-- Extracted data --
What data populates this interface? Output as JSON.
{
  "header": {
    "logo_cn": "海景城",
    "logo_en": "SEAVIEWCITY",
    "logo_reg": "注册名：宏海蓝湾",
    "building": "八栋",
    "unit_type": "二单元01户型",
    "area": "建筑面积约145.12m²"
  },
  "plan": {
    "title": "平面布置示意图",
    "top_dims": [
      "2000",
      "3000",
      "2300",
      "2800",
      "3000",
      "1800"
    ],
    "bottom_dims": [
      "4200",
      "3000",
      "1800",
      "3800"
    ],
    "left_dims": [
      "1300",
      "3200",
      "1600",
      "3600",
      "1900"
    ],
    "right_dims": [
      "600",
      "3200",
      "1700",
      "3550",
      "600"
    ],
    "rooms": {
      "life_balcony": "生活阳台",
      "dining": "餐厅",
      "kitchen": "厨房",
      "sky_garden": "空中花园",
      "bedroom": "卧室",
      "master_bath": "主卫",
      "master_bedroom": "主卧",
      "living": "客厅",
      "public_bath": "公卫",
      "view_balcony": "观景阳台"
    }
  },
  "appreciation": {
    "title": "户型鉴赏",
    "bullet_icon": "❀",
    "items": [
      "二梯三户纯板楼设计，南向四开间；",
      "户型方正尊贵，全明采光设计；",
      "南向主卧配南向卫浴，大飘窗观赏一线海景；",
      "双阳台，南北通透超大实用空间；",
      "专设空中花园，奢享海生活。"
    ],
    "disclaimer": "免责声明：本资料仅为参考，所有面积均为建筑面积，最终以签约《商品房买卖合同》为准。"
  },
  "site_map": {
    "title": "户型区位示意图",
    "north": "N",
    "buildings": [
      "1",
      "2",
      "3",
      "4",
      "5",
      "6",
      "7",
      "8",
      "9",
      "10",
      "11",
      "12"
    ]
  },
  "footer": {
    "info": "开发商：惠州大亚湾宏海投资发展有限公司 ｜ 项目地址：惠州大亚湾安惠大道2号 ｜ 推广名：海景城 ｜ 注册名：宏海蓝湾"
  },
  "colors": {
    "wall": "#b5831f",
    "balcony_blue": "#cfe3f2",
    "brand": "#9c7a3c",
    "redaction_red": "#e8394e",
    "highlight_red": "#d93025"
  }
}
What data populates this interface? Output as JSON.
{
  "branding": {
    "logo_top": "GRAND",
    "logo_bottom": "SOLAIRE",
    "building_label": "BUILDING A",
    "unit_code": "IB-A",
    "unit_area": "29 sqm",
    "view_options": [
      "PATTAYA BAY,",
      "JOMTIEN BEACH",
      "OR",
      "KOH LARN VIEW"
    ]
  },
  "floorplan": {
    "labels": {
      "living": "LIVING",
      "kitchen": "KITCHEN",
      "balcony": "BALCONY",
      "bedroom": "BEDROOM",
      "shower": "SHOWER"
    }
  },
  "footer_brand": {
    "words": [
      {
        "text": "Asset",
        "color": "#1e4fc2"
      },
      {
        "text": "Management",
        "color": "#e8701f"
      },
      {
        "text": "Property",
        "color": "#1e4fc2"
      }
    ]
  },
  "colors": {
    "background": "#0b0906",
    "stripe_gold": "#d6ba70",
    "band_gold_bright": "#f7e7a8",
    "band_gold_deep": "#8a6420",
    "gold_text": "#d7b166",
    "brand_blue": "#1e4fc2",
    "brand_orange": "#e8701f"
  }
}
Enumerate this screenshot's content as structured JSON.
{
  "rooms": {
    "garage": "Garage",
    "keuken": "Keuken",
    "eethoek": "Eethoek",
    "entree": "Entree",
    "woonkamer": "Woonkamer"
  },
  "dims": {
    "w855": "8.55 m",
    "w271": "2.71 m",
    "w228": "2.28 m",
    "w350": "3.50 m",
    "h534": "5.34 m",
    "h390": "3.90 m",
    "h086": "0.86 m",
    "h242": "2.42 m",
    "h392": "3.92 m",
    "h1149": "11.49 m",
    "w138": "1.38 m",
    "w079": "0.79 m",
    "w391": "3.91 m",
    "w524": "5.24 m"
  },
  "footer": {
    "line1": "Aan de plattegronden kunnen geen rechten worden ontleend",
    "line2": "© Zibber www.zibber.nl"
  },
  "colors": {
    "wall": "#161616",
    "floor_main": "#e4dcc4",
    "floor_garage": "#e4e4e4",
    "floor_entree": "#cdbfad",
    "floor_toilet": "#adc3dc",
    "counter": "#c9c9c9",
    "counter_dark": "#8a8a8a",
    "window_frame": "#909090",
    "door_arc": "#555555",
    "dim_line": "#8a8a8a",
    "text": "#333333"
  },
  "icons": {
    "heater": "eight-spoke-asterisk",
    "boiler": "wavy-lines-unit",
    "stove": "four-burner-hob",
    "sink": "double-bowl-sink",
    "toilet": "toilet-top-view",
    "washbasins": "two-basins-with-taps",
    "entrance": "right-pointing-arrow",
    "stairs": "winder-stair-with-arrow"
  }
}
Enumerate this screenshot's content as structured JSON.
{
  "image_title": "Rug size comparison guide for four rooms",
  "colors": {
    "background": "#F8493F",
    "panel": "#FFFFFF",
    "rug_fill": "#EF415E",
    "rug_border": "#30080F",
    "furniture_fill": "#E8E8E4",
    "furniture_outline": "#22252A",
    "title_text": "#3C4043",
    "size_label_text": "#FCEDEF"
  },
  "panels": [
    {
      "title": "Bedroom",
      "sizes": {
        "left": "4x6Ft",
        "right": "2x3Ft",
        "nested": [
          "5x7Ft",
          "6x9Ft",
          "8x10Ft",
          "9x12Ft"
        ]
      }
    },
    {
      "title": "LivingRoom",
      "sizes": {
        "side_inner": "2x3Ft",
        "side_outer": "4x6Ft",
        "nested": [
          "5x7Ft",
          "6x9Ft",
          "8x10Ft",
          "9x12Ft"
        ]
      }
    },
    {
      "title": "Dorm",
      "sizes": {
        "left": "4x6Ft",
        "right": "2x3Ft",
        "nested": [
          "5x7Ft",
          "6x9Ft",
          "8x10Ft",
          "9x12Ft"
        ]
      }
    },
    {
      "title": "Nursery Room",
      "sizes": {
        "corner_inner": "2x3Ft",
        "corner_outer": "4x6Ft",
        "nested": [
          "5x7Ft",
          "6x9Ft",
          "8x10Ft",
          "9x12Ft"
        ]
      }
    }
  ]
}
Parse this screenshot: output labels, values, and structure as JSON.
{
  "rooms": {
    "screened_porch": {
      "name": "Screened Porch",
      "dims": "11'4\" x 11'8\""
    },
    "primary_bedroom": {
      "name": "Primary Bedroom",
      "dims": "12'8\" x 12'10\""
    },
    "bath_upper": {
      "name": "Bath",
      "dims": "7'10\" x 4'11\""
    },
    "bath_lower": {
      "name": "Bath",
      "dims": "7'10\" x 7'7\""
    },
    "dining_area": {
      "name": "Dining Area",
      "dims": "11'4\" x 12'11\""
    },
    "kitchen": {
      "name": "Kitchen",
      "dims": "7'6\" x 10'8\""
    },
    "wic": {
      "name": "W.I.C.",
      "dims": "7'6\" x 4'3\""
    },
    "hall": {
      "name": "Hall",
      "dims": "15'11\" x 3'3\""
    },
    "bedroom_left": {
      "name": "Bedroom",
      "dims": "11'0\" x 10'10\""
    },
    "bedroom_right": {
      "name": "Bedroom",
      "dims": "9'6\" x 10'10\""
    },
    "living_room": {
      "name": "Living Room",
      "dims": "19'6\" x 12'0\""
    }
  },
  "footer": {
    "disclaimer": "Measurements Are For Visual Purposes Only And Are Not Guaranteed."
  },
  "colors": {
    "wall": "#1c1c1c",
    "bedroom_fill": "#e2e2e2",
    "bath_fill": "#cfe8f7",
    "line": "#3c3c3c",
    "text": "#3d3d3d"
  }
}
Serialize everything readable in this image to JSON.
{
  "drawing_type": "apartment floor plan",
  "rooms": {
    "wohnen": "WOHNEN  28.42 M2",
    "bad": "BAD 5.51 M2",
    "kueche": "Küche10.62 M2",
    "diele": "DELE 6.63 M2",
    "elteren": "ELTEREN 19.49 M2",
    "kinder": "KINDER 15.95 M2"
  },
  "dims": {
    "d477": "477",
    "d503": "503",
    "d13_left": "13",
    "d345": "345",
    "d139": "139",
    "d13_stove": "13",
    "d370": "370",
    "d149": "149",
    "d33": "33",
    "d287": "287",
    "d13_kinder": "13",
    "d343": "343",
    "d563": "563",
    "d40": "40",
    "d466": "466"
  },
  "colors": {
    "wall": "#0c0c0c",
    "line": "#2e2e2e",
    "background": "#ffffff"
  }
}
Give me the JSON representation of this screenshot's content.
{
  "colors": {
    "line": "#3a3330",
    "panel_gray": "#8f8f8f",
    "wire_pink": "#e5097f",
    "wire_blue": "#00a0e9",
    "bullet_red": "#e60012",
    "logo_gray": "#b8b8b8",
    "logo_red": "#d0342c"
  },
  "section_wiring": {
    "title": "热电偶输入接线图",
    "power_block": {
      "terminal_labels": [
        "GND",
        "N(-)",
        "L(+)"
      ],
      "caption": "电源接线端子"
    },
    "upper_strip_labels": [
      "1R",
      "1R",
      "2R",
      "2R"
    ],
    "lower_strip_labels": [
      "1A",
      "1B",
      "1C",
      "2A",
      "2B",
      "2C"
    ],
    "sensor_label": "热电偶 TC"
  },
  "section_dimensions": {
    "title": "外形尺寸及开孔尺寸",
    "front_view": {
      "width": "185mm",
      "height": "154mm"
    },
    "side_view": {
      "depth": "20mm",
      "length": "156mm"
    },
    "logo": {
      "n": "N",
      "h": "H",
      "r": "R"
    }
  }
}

-- Goal of the exercise --
Pick out the lines containing the word "disclaimer" and show them.

-- Final answer --
    "disclaimer": "免责声明：本资料仅为参考，所有面积均为建筑面积，最终以签约《商品房买卖合同》为准。"
    "disclaimer": "Measurements Are For Visual Purposes Only And Are Not Guaranteed."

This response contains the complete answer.